Aim.
Look through the material and copy each line holding "handle".

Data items
[start]
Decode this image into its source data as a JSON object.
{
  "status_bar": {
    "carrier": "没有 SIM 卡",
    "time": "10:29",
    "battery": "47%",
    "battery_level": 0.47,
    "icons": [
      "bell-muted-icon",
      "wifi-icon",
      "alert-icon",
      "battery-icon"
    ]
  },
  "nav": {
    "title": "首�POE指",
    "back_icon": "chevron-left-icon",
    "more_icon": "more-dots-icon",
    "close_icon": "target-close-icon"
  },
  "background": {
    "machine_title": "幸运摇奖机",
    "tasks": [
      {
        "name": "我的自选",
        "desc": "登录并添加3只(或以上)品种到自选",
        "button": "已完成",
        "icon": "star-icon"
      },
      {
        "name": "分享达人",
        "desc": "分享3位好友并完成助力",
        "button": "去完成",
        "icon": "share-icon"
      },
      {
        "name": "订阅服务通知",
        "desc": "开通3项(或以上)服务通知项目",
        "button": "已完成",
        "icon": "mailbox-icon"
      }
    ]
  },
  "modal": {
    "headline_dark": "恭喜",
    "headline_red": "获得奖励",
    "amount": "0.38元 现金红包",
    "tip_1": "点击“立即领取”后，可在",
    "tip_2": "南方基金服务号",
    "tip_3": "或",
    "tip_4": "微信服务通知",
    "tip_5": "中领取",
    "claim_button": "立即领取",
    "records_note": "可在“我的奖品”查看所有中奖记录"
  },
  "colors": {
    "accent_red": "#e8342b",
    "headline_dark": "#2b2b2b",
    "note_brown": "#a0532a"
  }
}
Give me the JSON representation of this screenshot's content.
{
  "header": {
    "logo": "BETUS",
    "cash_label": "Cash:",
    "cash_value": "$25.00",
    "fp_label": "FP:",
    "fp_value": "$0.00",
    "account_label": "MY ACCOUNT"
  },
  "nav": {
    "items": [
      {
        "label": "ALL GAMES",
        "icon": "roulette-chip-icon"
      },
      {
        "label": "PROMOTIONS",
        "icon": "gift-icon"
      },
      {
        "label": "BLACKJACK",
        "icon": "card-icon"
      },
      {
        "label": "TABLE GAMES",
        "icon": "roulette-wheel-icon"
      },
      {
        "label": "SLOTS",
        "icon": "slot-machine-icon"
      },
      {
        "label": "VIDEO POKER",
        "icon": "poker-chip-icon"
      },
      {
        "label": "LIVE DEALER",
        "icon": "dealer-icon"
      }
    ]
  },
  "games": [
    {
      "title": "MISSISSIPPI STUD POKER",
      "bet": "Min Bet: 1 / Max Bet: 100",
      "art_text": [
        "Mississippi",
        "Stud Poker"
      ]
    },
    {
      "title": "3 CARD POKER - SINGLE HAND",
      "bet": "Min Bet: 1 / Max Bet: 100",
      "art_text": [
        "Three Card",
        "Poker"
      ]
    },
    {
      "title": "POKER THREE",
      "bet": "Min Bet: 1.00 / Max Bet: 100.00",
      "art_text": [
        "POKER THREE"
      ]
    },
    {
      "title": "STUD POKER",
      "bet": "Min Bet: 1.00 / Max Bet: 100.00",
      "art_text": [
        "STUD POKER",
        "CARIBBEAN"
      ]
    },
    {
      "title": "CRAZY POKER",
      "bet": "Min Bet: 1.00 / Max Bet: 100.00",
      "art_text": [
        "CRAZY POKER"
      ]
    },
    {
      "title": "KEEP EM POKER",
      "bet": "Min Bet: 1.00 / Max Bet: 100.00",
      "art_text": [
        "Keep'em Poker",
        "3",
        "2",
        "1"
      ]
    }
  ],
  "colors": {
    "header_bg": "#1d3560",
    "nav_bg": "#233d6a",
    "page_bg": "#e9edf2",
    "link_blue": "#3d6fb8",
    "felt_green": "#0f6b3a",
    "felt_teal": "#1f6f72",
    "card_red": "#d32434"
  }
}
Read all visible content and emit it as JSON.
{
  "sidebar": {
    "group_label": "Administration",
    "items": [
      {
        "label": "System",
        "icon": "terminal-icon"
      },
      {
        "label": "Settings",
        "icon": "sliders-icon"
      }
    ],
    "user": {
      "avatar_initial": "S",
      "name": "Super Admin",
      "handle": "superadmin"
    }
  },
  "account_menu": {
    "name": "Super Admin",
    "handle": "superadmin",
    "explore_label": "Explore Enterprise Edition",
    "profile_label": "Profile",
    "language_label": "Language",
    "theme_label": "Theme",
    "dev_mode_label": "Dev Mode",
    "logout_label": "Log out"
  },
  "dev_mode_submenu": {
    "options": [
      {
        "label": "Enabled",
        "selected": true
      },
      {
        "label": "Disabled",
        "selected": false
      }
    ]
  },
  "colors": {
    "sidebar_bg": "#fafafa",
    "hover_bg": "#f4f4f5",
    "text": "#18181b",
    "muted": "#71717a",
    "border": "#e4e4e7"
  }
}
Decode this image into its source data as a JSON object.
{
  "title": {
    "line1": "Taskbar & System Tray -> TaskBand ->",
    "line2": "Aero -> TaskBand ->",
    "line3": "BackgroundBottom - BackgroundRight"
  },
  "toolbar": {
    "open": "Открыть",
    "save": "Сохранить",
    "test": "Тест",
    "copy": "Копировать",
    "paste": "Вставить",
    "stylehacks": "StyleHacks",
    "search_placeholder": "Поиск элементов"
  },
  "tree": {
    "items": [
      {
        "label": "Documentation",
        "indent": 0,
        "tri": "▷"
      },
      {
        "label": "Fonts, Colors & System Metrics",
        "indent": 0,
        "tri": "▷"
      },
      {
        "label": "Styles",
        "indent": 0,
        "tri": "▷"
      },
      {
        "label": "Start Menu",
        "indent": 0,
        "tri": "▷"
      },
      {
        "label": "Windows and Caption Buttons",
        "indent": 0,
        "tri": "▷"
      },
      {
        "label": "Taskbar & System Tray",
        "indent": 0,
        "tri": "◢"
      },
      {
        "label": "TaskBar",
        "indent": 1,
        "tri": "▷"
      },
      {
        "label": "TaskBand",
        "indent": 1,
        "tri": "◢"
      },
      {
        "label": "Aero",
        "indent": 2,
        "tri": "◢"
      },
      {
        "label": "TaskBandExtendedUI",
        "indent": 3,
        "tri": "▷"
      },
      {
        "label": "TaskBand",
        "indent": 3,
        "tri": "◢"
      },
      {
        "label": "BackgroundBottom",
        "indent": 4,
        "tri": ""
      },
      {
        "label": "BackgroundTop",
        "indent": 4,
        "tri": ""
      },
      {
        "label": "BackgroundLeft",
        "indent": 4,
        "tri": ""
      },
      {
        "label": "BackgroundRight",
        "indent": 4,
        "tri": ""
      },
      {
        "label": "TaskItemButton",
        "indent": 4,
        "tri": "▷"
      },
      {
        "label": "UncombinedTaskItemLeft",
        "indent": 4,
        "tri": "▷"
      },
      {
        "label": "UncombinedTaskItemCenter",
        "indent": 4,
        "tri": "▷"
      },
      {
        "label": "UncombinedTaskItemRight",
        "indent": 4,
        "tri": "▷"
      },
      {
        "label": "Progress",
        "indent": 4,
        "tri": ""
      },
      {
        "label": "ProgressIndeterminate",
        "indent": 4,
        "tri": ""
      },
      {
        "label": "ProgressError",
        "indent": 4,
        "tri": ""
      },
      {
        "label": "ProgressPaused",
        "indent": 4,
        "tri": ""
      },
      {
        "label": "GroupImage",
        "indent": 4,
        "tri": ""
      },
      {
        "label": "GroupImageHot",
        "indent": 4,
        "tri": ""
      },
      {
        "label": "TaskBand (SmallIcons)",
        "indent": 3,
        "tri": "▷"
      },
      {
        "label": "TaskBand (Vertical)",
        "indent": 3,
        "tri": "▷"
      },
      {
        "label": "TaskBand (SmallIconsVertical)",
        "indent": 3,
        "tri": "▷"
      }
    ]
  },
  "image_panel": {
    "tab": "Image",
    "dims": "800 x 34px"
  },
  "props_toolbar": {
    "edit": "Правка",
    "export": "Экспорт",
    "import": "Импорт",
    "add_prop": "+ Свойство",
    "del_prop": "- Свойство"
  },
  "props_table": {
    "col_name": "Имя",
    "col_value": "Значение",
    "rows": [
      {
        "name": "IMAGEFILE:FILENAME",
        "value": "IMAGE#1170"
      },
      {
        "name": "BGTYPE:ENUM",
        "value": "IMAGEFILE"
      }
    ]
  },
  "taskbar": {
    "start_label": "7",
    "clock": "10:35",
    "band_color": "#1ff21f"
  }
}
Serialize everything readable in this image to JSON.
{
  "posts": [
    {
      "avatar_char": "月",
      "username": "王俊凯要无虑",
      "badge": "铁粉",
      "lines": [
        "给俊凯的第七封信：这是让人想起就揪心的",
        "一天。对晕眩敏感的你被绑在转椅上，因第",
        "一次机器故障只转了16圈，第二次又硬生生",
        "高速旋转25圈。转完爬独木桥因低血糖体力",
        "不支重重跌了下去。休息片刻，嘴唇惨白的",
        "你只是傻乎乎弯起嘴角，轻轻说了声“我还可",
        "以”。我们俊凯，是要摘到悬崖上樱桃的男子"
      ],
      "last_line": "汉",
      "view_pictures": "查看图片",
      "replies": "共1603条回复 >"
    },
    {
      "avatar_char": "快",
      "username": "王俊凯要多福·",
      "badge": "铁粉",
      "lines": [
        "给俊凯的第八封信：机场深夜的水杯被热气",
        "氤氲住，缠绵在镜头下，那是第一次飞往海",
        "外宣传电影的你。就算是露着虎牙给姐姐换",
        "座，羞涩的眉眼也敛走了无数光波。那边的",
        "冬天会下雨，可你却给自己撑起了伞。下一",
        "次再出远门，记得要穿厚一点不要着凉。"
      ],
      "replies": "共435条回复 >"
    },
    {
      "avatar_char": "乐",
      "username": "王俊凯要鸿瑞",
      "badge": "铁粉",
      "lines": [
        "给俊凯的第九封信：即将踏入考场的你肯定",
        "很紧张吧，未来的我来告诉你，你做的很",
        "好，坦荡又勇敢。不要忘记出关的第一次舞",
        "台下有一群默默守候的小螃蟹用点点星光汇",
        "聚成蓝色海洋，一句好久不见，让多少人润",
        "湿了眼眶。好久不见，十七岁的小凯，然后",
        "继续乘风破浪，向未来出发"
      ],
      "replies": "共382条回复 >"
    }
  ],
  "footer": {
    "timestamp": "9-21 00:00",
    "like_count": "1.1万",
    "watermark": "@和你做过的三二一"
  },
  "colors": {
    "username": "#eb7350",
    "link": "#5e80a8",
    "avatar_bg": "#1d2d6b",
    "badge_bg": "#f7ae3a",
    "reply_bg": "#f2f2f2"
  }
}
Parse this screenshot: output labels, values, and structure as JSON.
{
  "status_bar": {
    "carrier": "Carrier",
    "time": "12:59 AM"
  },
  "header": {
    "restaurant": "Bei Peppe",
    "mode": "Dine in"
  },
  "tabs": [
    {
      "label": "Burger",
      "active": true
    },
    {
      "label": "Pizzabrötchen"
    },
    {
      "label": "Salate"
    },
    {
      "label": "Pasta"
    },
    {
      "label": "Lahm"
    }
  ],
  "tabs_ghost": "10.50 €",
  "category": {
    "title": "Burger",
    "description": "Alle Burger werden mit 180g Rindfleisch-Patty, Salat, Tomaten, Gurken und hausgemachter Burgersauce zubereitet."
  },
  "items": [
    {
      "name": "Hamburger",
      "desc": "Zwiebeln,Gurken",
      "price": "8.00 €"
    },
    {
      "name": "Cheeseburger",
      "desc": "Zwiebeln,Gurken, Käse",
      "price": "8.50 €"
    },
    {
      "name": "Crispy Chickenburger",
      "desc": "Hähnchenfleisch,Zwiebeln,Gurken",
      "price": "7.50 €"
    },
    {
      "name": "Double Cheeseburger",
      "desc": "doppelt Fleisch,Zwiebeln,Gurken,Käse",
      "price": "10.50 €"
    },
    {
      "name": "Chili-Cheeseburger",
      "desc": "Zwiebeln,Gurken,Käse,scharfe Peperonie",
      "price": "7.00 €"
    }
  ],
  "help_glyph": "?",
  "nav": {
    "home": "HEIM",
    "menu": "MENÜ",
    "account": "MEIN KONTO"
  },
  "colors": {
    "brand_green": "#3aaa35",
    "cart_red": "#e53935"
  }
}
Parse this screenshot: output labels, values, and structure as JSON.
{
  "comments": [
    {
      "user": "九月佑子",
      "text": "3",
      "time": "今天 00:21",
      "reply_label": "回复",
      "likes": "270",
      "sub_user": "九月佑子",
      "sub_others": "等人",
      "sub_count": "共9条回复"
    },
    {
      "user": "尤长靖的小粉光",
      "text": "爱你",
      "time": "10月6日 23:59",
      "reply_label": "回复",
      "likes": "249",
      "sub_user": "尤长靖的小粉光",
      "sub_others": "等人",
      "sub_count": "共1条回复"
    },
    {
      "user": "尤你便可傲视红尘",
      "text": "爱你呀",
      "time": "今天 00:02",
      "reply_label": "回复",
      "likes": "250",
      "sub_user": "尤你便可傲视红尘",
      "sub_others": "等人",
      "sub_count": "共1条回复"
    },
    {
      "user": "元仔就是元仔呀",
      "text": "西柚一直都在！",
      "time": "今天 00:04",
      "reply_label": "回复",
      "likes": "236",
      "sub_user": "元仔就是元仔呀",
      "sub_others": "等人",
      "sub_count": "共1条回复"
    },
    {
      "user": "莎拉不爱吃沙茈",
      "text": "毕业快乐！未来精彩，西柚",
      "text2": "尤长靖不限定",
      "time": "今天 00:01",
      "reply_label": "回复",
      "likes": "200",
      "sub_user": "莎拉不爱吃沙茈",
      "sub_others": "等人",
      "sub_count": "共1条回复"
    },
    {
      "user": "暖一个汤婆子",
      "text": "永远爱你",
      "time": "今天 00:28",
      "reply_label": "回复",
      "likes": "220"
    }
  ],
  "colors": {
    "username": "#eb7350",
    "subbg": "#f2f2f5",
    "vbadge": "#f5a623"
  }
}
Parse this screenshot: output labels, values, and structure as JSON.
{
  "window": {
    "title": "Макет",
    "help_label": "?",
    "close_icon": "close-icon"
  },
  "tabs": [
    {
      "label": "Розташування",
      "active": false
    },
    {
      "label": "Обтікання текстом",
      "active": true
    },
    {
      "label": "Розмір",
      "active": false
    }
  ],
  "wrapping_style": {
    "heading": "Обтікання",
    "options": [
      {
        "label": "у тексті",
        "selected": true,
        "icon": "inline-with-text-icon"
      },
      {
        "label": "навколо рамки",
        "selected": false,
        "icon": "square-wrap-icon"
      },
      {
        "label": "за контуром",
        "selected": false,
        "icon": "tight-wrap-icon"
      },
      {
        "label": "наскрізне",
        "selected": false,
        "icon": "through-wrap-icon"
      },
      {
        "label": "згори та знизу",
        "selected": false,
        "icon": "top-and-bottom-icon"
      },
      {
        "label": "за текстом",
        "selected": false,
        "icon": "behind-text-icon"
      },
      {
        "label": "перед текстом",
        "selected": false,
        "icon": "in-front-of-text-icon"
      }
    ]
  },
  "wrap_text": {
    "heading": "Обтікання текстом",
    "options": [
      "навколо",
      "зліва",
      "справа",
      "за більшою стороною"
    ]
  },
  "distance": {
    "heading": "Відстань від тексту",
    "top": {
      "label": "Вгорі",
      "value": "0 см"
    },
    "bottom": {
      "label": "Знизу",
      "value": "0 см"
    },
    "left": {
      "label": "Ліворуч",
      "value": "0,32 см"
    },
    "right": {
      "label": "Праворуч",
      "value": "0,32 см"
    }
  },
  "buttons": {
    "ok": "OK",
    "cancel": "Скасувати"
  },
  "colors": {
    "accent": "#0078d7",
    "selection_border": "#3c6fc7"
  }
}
[end]
Exercise solution.
      "handle": "superadmin"
    "handle": "superadmin",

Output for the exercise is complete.